### What is asked
Give the material again in full, matching it exactly.

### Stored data
╔══
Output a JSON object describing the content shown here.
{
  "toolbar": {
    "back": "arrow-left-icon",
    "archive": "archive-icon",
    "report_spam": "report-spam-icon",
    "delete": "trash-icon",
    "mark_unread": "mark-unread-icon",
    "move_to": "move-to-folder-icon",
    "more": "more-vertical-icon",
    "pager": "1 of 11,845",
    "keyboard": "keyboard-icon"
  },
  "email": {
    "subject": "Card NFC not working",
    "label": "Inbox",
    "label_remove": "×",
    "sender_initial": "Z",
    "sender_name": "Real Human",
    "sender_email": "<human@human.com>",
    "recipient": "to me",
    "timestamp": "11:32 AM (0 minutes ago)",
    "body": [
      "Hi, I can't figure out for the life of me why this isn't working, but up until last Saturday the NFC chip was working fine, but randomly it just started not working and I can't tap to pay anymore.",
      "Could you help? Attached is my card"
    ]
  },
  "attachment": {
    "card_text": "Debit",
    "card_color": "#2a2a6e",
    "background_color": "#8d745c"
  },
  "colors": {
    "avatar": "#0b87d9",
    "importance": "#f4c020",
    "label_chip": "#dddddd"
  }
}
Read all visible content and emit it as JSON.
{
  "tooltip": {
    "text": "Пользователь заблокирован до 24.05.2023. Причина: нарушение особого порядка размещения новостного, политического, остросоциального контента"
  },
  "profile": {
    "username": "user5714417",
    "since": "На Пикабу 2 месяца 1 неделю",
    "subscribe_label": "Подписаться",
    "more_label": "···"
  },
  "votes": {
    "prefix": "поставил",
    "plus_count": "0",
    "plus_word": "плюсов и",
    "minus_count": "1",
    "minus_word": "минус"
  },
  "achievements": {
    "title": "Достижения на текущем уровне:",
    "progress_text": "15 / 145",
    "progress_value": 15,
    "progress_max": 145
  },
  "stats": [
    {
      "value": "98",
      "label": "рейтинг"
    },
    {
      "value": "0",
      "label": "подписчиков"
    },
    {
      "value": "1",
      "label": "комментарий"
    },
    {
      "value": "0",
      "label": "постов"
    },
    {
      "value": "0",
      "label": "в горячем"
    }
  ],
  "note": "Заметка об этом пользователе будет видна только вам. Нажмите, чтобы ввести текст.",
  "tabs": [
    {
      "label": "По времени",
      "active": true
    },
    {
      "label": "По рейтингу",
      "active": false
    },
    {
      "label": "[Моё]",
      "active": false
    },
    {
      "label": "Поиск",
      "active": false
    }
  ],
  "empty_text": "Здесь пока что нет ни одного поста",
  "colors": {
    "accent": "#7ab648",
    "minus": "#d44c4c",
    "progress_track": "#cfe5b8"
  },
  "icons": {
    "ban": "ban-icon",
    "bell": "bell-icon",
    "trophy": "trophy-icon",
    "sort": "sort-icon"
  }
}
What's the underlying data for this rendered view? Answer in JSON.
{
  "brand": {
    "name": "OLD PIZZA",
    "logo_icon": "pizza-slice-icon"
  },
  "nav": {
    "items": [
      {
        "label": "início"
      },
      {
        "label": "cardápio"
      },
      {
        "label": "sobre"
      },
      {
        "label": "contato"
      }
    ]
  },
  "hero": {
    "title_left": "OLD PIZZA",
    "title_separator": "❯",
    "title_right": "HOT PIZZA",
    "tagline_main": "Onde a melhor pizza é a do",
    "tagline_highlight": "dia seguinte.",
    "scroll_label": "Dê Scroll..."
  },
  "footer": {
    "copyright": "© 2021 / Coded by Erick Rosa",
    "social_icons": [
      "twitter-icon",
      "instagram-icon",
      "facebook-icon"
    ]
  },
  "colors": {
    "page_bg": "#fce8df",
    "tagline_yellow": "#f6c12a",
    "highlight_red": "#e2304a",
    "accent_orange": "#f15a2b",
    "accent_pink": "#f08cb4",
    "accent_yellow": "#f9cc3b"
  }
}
╚══
### Result for this task
Output a JSON object describing the content shown here.
{
  "toolbar": {
    "back": "arrow-left-icon",
    "archive": "archive-icon",
    "report_spam": "report-spam-icon",
    "delete": "trash-icon",
    "mark_unread": "mark-unread-icon",
    "move_to": "move-to-folder-icon",
    "more": "more-vertical-icon",
    "pager": "1 of 11,845",
    "keyboard": "keyboard-icon"
  },
  "email": {
    "subject": "Card NFC not working",
    "label": "Inbox",
    "label_remove": "×",
    "sender_initial": "Z",
    "sender_name": "Real Human",
    "sender_email": "<human@human.com>",
    "recipient": "to me",
    "timestamp": "11:32 AM (0 minutes ago)",
    "body": [
      "Hi, I can't figure out for the life of me why this isn't working, but up until last Saturday the NFC chip was working fine, but randomly it just started not working and I can't tap to pay anymore.",
      "Could you help? Attached is my card"
    ]
  },
  "attachment": {
    "card_text": "Debit",
    "card_color": "#2a2a6e",
    "background_color": "#8d745c"
  },
  "colors": {
    "avatar": "#0b87d9",
    "importance": "#f4c020",
    "label_chip": "#dddddd"
  }
}
Read all visible content and emit it as JSON.
{
  "tooltip": {
    "text": "Пользователь заблокирован до 24.05.2023. Причина: нарушение особого порядка размещения новостного, политического, остросоциального контента"
  },
  "profile": {
    "username": "user5714417",
    "since": "На Пикабу 2 месяца 1 неделю",
    "subscribe_label": "Подписаться",
    "more_label": "···"
  },
  "votes": {
    "prefix": "поставил",
    "plus_count": "0",
    "plus_word": "плюсов и",
    "minus_count": "1",
    "minus_word": "минус"
  },
  "achievements": {
    "title": "Достижения на текущем уровне:",
    "progress_text": "15 / 145",
    "progress_value": 15,
    "progress_max": 145
  },
  "stats": [
    {
      "value": "98",
      "label": "рейтинг"
    },
    {
      "value": "0",
      "label": "подписчиков"
    },
    {
      "value": "1",
      "label": "комментарий"
    },
    {
      "value": "0",
      "label": "постов"
    },
    {
      "value": "0",
      "label": "в горячем"
    }
  ],
  "note": "Заметка об этом пользователе будет видна только вам. Нажмите, чтобы ввести текст.",
  "tabs": [
    {
      "label": "По времени",
      "active": true
    },
    {
      "label": "По рейтингу",
      "active": false
    },
    {
      "label": "[Моё]",
      "active": false
    },
    {
      "label": "Поиск",
      "active": false
    }
  ],
  "empty_text": "Здесь пока что нет ни одного поста",
  "colors": {
    "accent": "#7ab648",
    "minus": "#d44c4c",
    "progress_track": "#cfe5b8"
  },
  "icons": {
    "ban": "ban-icon",
    "bell": "bell-icon",
    "trophy": "trophy-icon",
    "sort": "sort-icon"
  }
}
What's the underlying data for this rendered view? Answer in JSON.
{
  "brand": {
    "name": "OLD PIZZA",
    "logo_icon": "pizza-slice-icon"
  },
  "nav": {
    "items": [
      {
        "label": "início"
      },
      {
        "label": "cardápio"
      },
      {
        "label": "sobre"
      },
      {
        "label": "contato"
      }
    ]
  },
  "hero": {
    "title_left": "OLD PIZZA",
    "title_separator": "❯",
    "title_right": "HOT PIZZA",
    "tagline_main": "Onde a melhor pizza é a do",
    "tagline_highlight": "dia seguinte.",
    "scroll_label": "Dê Scroll..."
  },
  "footer": {
    "copyright": "© 2021 / Coded by Erick Rosa",
    "social_icons": [
      "twitter-icon",
      "instagram-icon",
      "facebook-icon"
    ]
  },
  "colors": {
    "page_bg": "#fce8df",
    "tagline_yellow": "#f6c12a",
    "highlight_red": "#e2304a",
    "accent_orange": "#f15a2b",
    "accent_pink": "#f08cb4",
    "accent_yellow": "#f9cc3b"
  }
}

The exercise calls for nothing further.